┌─ Entries shown
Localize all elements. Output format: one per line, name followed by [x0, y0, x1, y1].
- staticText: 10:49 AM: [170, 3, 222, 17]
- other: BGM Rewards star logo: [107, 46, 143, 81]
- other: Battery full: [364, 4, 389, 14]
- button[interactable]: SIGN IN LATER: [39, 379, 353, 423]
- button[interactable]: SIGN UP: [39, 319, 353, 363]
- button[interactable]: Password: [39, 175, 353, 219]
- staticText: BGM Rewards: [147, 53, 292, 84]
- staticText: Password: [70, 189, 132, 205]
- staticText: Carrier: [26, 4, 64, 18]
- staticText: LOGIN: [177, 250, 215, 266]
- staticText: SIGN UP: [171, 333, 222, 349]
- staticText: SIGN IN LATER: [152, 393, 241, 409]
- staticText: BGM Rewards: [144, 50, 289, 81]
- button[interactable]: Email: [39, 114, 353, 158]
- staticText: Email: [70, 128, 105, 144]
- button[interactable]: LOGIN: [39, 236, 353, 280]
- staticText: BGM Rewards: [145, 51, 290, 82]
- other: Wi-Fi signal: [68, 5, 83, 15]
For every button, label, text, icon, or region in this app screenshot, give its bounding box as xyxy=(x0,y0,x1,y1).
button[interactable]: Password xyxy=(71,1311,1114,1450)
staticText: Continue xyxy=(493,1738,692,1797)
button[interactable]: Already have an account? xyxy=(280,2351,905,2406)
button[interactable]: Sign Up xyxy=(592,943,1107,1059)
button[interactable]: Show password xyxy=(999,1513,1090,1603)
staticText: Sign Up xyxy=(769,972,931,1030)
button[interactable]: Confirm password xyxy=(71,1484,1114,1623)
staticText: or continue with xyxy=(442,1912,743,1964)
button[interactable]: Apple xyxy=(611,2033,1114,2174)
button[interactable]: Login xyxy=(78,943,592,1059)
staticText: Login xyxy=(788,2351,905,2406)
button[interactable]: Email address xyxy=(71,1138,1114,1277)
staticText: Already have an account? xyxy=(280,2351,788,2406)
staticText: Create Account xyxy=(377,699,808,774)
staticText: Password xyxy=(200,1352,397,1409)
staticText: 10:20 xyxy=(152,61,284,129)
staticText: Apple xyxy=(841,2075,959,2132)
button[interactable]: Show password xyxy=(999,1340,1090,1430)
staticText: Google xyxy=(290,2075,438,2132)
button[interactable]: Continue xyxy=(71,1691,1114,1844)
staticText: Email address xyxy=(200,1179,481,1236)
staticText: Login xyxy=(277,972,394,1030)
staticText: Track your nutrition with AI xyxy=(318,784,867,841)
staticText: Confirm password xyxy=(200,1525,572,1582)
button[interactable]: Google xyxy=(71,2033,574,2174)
└─
Stated exercise
Reproduce all of the entries above verbatim, line for line and in their original order.

Solution to this task
Localize all elements. Output format: one per line, name followed by [x0, y0, x1, y1].
- staticText: 10:49 AM: [170, 3, 222, 17]
- other: BGM Rewards star logo: [107, 46, 143, 81]
- other: Battery full: [364, 4, 389, 14]
- button[interactable]: SIGN IN LATER: [39, 379, 353, 423]
- button[interactable]: SIGN UP: [39, 319, 353, 363]
- button[interactable]: Password: [39, 175, 353, 219]
- staticText: BGM Rewards: [147, 53, 292, 84]
- staticText: Password: [70, 189, 132, 205]
- staticText: Carrier: [26, 4, 64, 18]
- staticText: LOGIN: [177, 250, 215, 266]
- staticText: SIGN UP: [171, 333, 222, 349]
- staticText: SIGN IN LATER: [152, 393, 241, 409]
- staticText: BGM Rewards: [144, 50, 289, 81]
- button[interactable]: Email: [39, 114, 353, 158]
- staticText: Email: [70, 128, 105, 144]
- button[interactable]: LOGIN: [39, 236, 353, 280]
- staticText: BGM Rewards: [145, 51, 290, 82]
- other: Wi-Fi signal: [68, 5, 83, 15]
For every button, label, text, icon, or region in this app screenshot, give its bounding box as xyxy=(x0,y0,x1,y1).
button[interactable]: Password xyxy=(71,1311,1114,1450)
staticText: Continue xyxy=(493,1738,692,1797)
button[interactable]: Already have an account? xyxy=(280,2351,905,2406)
button[interactable]: Sign Up xyxy=(592,943,1107,1059)
button[interactable]: Show password xyxy=(999,1513,1090,1603)
staticText: Sign Up xyxy=(769,972,931,1030)
button[interactable]: Confirm password xyxy=(71,1484,1114,1623)
staticText: or continue with xyxy=(442,1912,743,1964)
button[interactable]: Apple xyxy=(611,2033,1114,2174)
button[interactable]: Login xyxy=(78,943,592,1059)
staticText: Login xyxy=(788,2351,905,2406)
button[interactable]: Email address xyxy=(71,1138,1114,1277)
staticText: Already have an account? xyxy=(280,2351,788,2406)
staticText: Create Account xyxy=(377,699,808,774)
staticText: Password xyxy=(200,1352,397,1409)
staticText: 10:20 xyxy=(152,61,284,129)
staticText: Apple xyxy=(841,2075,959,2132)
button[interactable]: Show password xyxy=(999,1340,1090,1430)
staticText: Google xyxy=(290,2075,438,2132)
button[interactable]: Continue xyxy=(71,1691,1114,1844)
staticText: Email address xyxy=(200,1179,481,1236)
staticText: Login xyxy=(277,972,394,1030)
staticText: Track your nutrition with AI xyxy=(318,784,867,841)
staticText: Confirm password xyxy=(200,1525,572,1582)
button[interactable]: Google xyxy=(71,2033,574,2174)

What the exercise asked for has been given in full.